* THE EXERCISE
Transcribe all of the material below word for word and leave out its pictures.

---------- RECORDS FOR PROCESSING ----------

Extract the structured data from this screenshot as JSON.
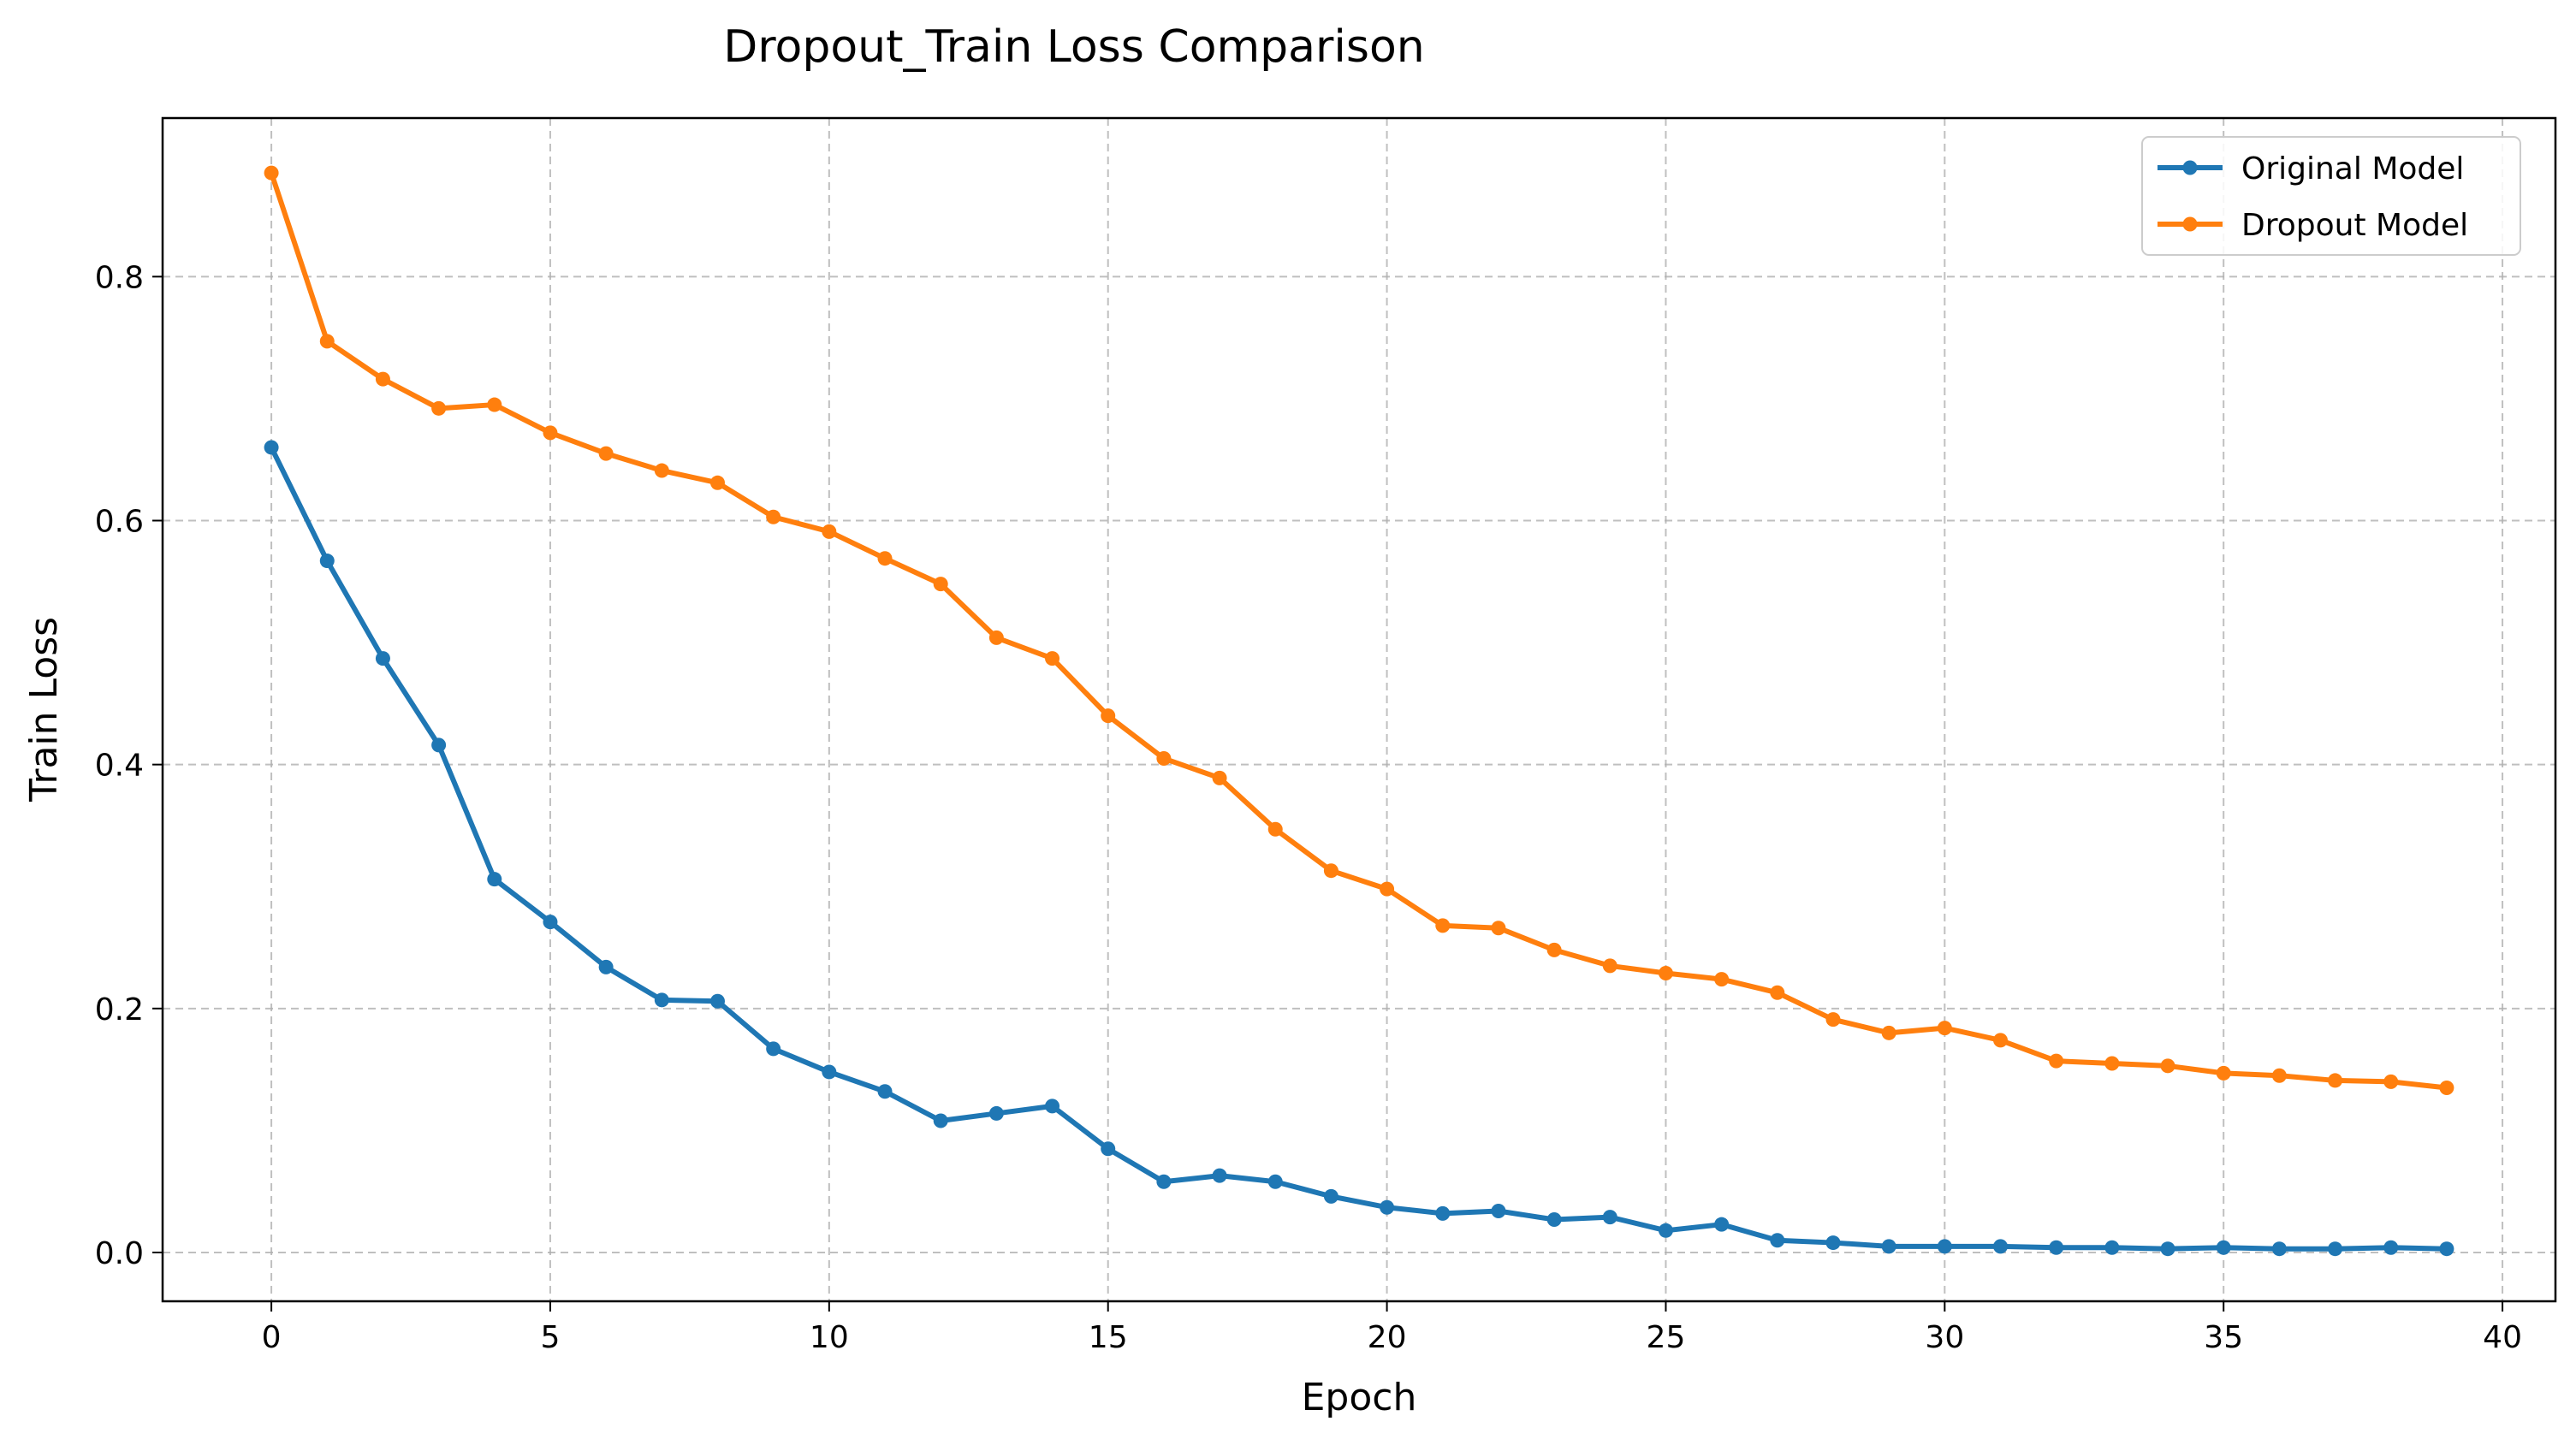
{
  "chart_data": {
    "type": "line",
    "title": "Dropout_Train Loss Comparison",
    "xlabel": "Epoch",
    "ylabel": "Train Loss",
    "xlim": [
      -1.95,
      40.95
    ],
    "ylim": [
      -0.04,
      0.93
    ],
    "xticks": [
      0,
      5,
      10,
      15,
      20,
      25,
      30,
      35,
      40
    ],
    "xtick_labels": [
      "0",
      "5",
      "10",
      "15",
      "20",
      "25",
      "30",
      "35",
      "40"
    ],
    "yticks": [
      0.0,
      0.2,
      0.4,
      0.6,
      0.8
    ],
    "ytick_labels": [
      "0.0",
      "0.2",
      "0.4",
      "0.6",
      "0.8"
    ],
    "grid": true,
    "legend_position": "top-right",
    "x": [
      0,
      1,
      2,
      3,
      4,
      5,
      6,
      7,
      8,
      9,
      10,
      11,
      12,
      13,
      14,
      15,
      16,
      17,
      18,
      19,
      20,
      21,
      22,
      23,
      24,
      25,
      26,
      27,
      28,
      29,
      30,
      31,
      32,
      33,
      34,
      35,
      36,
      37,
      38,
      39
    ],
    "series": [
      {
        "name": "Original Model",
        "color": "#1f77b4",
        "values": [
          0.66,
          0.567,
          0.487,
          0.416,
          0.306,
          0.271,
          0.234,
          0.207,
          0.206,
          0.167,
          0.148,
          0.132,
          0.108,
          0.114,
          0.12,
          0.085,
          0.058,
          0.063,
          0.058,
          0.046,
          0.037,
          0.032,
          0.034,
          0.027,
          0.029,
          0.018,
          0.023,
          0.01,
          0.008,
          0.005,
          0.005,
          0.005,
          0.004,
          0.004,
          0.003,
          0.004,
          0.003,
          0.003,
          0.004,
          0.003
        ]
      },
      {
        "name": "Dropout Model",
        "color": "#ff7f0e",
        "values": [
          0.885,
          0.747,
          0.716,
          0.692,
          0.695,
          0.672,
          0.655,
          0.641,
          0.631,
          0.603,
          0.591,
          0.569,
          0.548,
          0.504,
          0.487,
          0.44,
          0.405,
          0.389,
          0.347,
          0.313,
          0.298,
          0.268,
          0.266,
          0.248,
          0.235,
          0.229,
          0.224,
          0.213,
          0.191,
          0.18,
          0.184,
          0.174,
          0.157,
          0.155,
          0.153,
          0.147,
          0.145,
          0.141,
          0.14,
          0.135
        ]
      }
    ]
  }
}
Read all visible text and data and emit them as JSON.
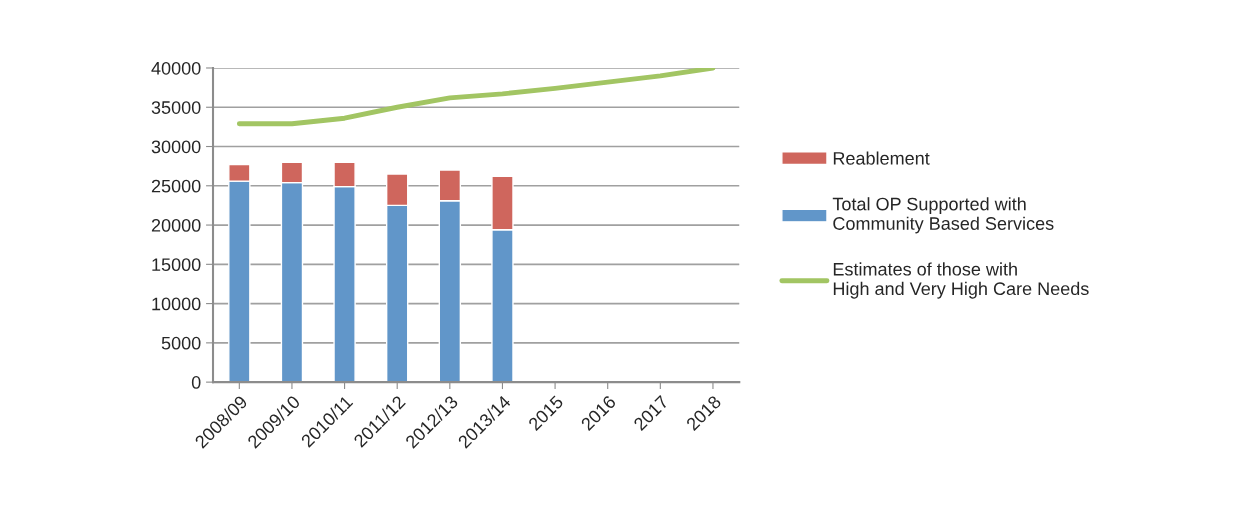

----------

* EXERCISE RESPONSE
Extract the structured data from this screenshot as JSON.
{
  "chart_data": {
    "type": "line",
    "title": "Dropout_Train Loss Comparison",
    "xlabel": "Epoch",
    "ylabel": "Train Loss",
    "xlim": [
      -1.95,
      40.95
    ],
    "ylim": [
      -0.04,
      0.93
    ],
    "xticks": [
      0,
      5,
      10,
      15,
      20,
      25,
      30,
      35,
      40
    ],
    "xtick_labels": [
      "0",
      "5",
      "10",
      "15",
      "20",
      "25",
      "30",
      "35",
      "40"
    ],
    "yticks": [
      0.0,
      0.2,
      0.4,
      0.6,
      0.8
    ],
    "ytick_labels": [
      "0.0",
      "0.2",
      "0.4",
      "0.6",
      "0.8"
    ],
    "grid": true,
    "legend_position": "top-right",
    "x": [
      0,
      1,
      2,
      3,
      4,
      5,
      6,
      7,
      8,
      9,
      10,
      11,
      12,
      13,
      14,
      15,
      16,
      17,
      18,
      19,
      20,
      21,
      22,
      23,
      24,
      25,
      26,
      27,
      28,
      29,
      30,
      31,
      32,
      33,
      34,
      35,
      36,
      37,
      38,
      39
    ],
    "series": [
      {
        "name": "Original Model",
        "color": "#1f77b4",
        "values": [
          0.66,
          0.567,
          0.487,
          0.416,
          0.306,
          0.271,
          0.234,
          0.207,
          0.206,
          0.167,
          0.148,
          0.132,
          0.108,
          0.114,
          0.12,
          0.085,
          0.058,
          0.063,
          0.058,
          0.046,
          0.037,
          0.032,
          0.034,
          0.027,
          0.029,
          0.018,
          0.023,
          0.01,
          0.008,
          0.005,
          0.005,
          0.005,
          0.004,
          0.004,
          0.003,
          0.004,
          0.003,
          0.003,
          0.004,
          0.003
        ]
      },
      {
        "name": "Dropout Model",
        "color": "#ff7f0e",
        "values": [
          0.885,
          0.747,
          0.716,
          0.692,
          0.695,
          0.672,
          0.655,
          0.641,
          0.631,
          0.603,
          0.591,
          0.569,
          0.548,
          0.504,
          0.487,
          0.44,
          0.405,
          0.389,
          0.347,
          0.313,
          0.298,
          0.268,
          0.266,
          0.248,
          0.235,
          0.229,
          0.224,
          0.213,
          0.191,
          0.18,
          0.184,
          0.174,
          0.157,
          0.155,
          0.153,
          0.147,
          0.145,
          0.141,
          0.14,
          0.135
        ]
      }
    ]
  }
}
Read all visible text and data and emit them as JSON.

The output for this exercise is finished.